Data excerpts
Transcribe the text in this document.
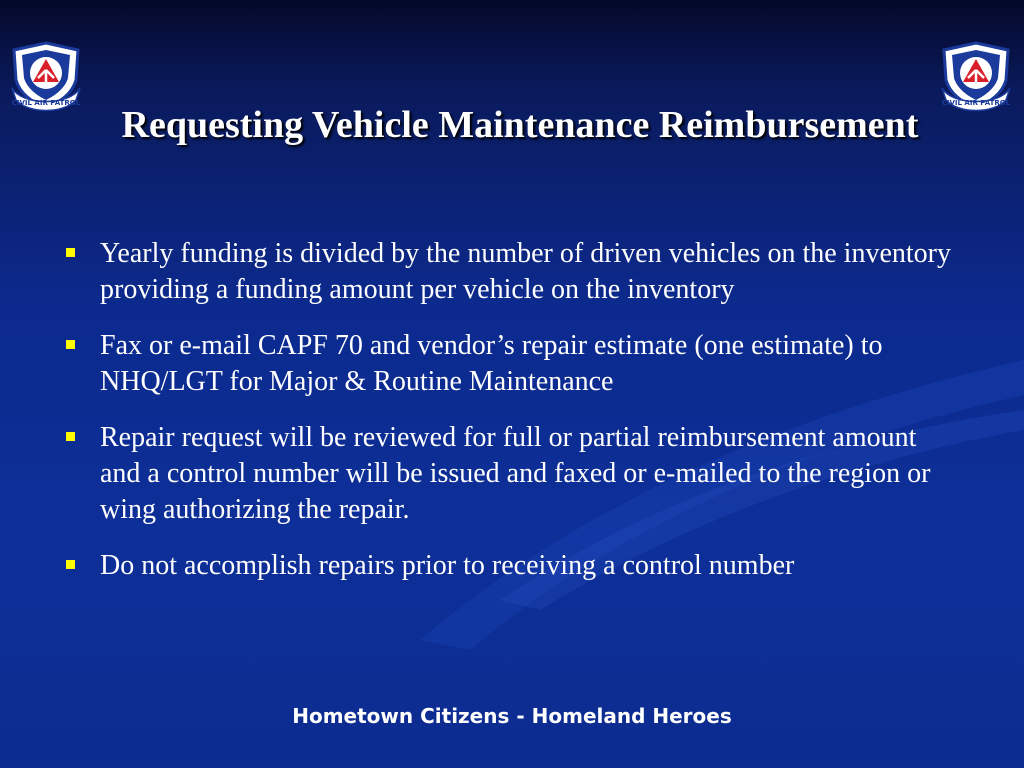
CIVIL AIR PATROL	CIVIL AIR PATROL
Requesting Vehicle Maintenance Reimbursement
Yearly funding is divided by the number of driven vehicles on the inventory providing a funding amount per vehicle on the inventory
Fax or e-mail CAPF 70 and vendor’s repair estimate (one estimate) to NHQ/LGT for Major & Routine Maintenance
Repair request will be reviewed for full or partial reimbursement amount and a control number will be issued and faxed or e-mailed to the region or wing authorizing the repair.
Do not accomplish repairs prior to receiving a control number

Hometown Citizens - Homeland Heroes
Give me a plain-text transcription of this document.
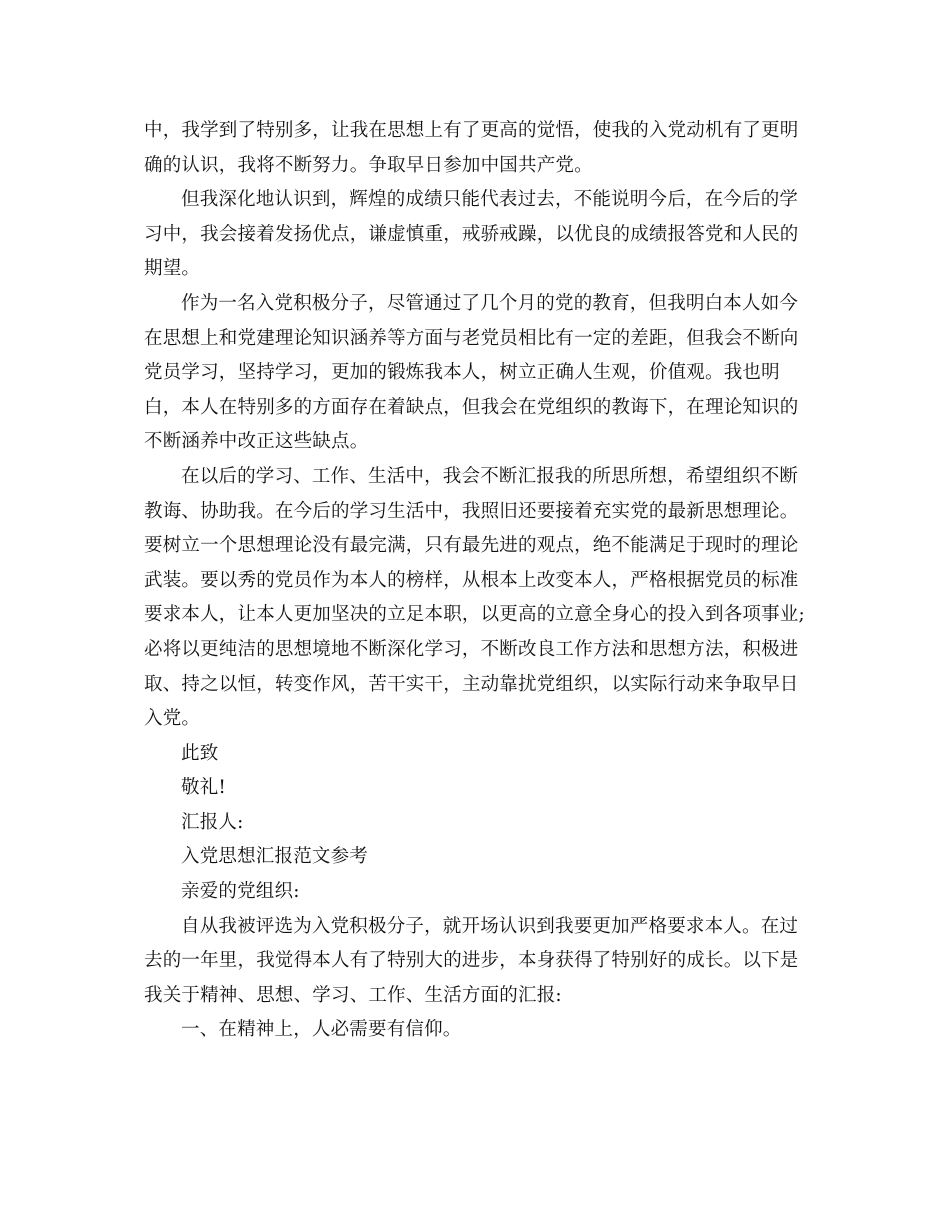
中，我学到了特别多，让我在思想上有了更高的觉悟，使我的入党动机有了更明
确的认识，我将不断努力。争取早日参加中国共产党。
但我深化地认识到，辉煌的成绩只能代表过去，不能说明今后，在今后的学
习中，我会接着发扬优点，谦虚慎重，戒骄戒躁，以优良的成绩报答党和人民的
期望。
作为一名入党积极分子，尽管通过了几个月的党的教育，但我明白本人如今
在思想上和党建理论知识涵养等方面与老党员相比有一定的差距，但我会不断向
党员学习，坚持学习，更加的锻炼我本人，树立正确人生观，价值观。我也明
白，本人在特别多的方面存在着缺点，但我会在党组织的教诲下，在理论知识的
不断涵养中改正这些缺点。
在以后的学习、工作、生活中，我会不断汇报我的所思所想，希望组织不断
教诲、协助我。在今后的学习生活中，我照旧还要接着充实党的最新思想理论。
要树立一个思想理论没有最完满，只有最先进的观点，绝不能满足于现时的理论
武装。要以秀的党员作为本人的榜样，从根本上改变本人，严格根据党员的标准
要求本人，让本人更加坚决的立足本职，以更高的立意全身心的投入到各项事业;
必将以更纯洁的思想境地不断深化学习，不断改良工作方法和思想方法，积极进
取、持之以恒，转变作风，苦干实干，主动靠扰党组织，以实际行动来争取早日
入党。
此致
敬礼!
汇报人:
入党思想汇报范文参考
亲爱的党组织:
自从我被评选为入党积极分子，就开场认识到我要更加严格要求本人。在过
去的一年里，我觉得本人有了特别大的进步，本身获得了特别好的成长。以下是
我关于精神、思想、学习、工作、生活方面的汇报:
一、在精神上，人必需要有信仰。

:: What the task asks ::
Each line above is to be copied verbatim. Drop any image from the copy.

:: Solution to this exercise ::
Transcribe the text in this document.
CIVIL AIR PATROL	CIVIL AIR PATROL
Requesting Vehicle Maintenance Reimbursement
Yearly funding is divided by the number of driven vehicles on the inventory providing a funding amount per vehicle on the inventory
Fax or e-mail CAPF 70 and vendor’s repair estimate (one estimate) to NHQ/LGT for Major & Routine Maintenance
Repair request will be reviewed for full or partial reimbursement amount and a control number will be issued and faxed or e-mailed to the region or wing authorizing the repair.
Do not accomplish repairs prior to receiving a control number

Hometown Citizens - Homeland Heroes
Give me a plain-text transcription of this document.
中，我学到了特别多，让我在思想上有了更高的觉悟，使我的入党动机有了更明
确的认识，我将不断努力。争取早日参加中国共产党。
但我深化地认识到，辉煌的成绩只能代表过去，不能说明今后，在今后的学
习中，我会接着发扬优点，谦虚慎重，戒骄戒躁，以优良的成绩报答党和人民的
期望。
作为一名入党积极分子，尽管通过了几个月的党的教育，但我明白本人如今
在思想上和党建理论知识涵养等方面与老党员相比有一定的差距，但我会不断向
党员学习，坚持学习，更加的锻炼我本人，树立正确人生观，价值观。我也明
白，本人在特别多的方面存在着缺点，但我会在党组织的教诲下，在理论知识的
不断涵养中改正这些缺点。
在以后的学习、工作、生活中，我会不断汇报我的所思所想，希望组织不断
教诲、协助我。在今后的学习生活中，我照旧还要接着充实党的最新思想理论。
要树立一个思想理论没有最完满，只有最先进的观点，绝不能满足于现时的理论
武装。要以秀的党员作为本人的榜样，从根本上改变本人，严格根据党员的标准
要求本人，让本人更加坚决的立足本职，以更高的立意全身心的投入到各项事业;
必将以更纯洁的思想境地不断深化学习，不断改良工作方法和思想方法，积极进
取、持之以恒，转变作风，苦干实干，主动靠扰党组织，以实际行动来争取早日
入党。
此致
敬礼!
汇报人:
入党思想汇报范文参考
亲爱的党组织:
自从我被评选为入党积极分子，就开场认识到我要更加严格要求本人。在过
去的一年里，我觉得本人有了特别大的进步，本身获得了特别好的成长。以下是
我关于精神、思想、学习、工作、生活方面的汇报:
一、在精神上，人必需要有信仰。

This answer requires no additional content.